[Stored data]
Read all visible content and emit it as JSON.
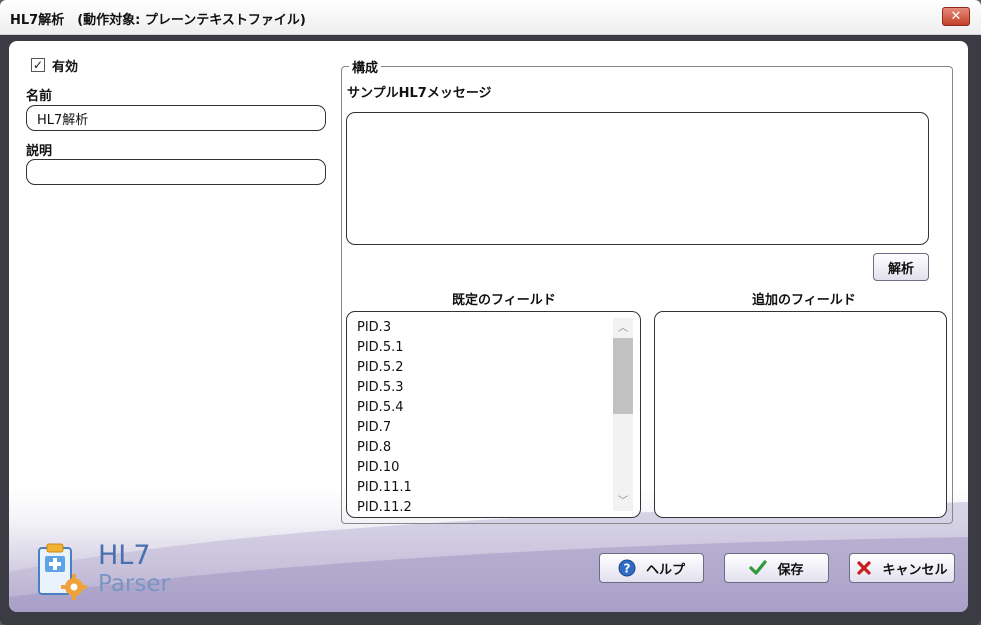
{
  "window": {
    "title": "HL7解析　(動作対象: プレーンテキストファイル)",
    "close_glyph": "✕"
  },
  "left": {
    "enabled_checked": true,
    "enabled_label": "有効",
    "name_label": "名前",
    "name_value": "HL7解析",
    "description_label": "説明",
    "description_value": ""
  },
  "config": {
    "group_label": "構成",
    "sample_label": "サンプルHL7メッセージ",
    "sample_value": "",
    "parse_button": "解析",
    "default_fields_label": "既定のフィールド",
    "additional_fields_label": "追加のフィールド",
    "default_fields": [
      "PID.3",
      "PID.5.1",
      "PID.5.2",
      "PID.5.3",
      "PID.5.4",
      "PID.7",
      "PID.8",
      "PID.10",
      "PID.11.1",
      "PID.11.2"
    ],
    "additional_fields": []
  },
  "footer": {
    "logo_line1": "HL7",
    "logo_line2": "Parser",
    "help_button": "ヘルプ",
    "save_button": "保存",
    "cancel_button": "キャンセル"
  },
  "colors": {
    "accent": "#8f86b8",
    "help_icon": "#2f6bc2",
    "save_icon": "#2e9a3a",
    "cancel_icon": "#cc1c1c",
    "close_button": "#c4412a"
  }
}
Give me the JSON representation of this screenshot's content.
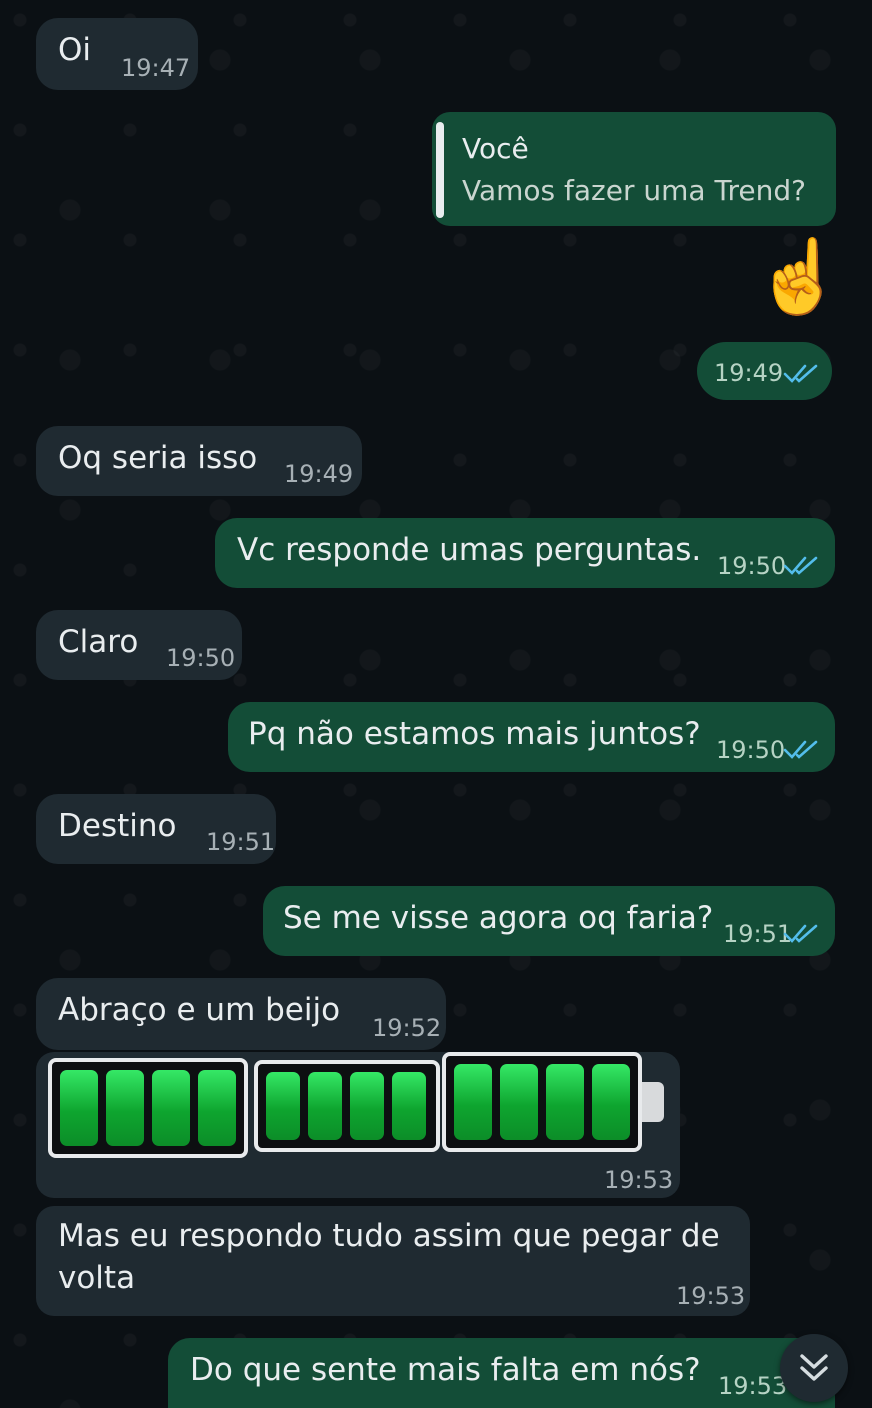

→ DIRECTION
Give the entries again word for word, but skip the pictures.

→ EXERCISE SOLUTION
Read all visible content and emit it as JSON.
{
  "window": {
    "title": "HL7解析　(動作対象: プレーンテキストファイル)",
    "close_glyph": "✕"
  },
  "left": {
    "enabled_checked": true,
    "enabled_label": "有効",
    "name_label": "名前",
    "name_value": "HL7解析",
    "description_label": "説明",
    "description_value": ""
  },
  "config": {
    "group_label": "構成",
    "sample_label": "サンプルHL7メッセージ",
    "sample_value": "",
    "parse_button": "解析",
    "default_fields_label": "既定のフィールド",
    "additional_fields_label": "追加のフィールド",
    "default_fields": [
      "PID.3",
      "PID.5.1",
      "PID.5.2",
      "PID.5.3",
      "PID.5.4",
      "PID.7",
      "PID.8",
      "PID.10",
      "PID.11.1",
      "PID.11.2"
    ],
    "additional_fields": []
  },
  "footer": {
    "logo_line1": "HL7",
    "logo_line2": "Parser",
    "help_button": "ヘルプ",
    "save_button": "保存",
    "cancel_button": "キャンセル"
  },
  "colors": {
    "accent": "#8f86b8",
    "help_icon": "#2f6bc2",
    "save_icon": "#2e9a3a",
    "cancel_icon": "#cc1c1c",
    "close_button": "#c4412a"
  }
}
Give me the JSON representation of this screenshot's content.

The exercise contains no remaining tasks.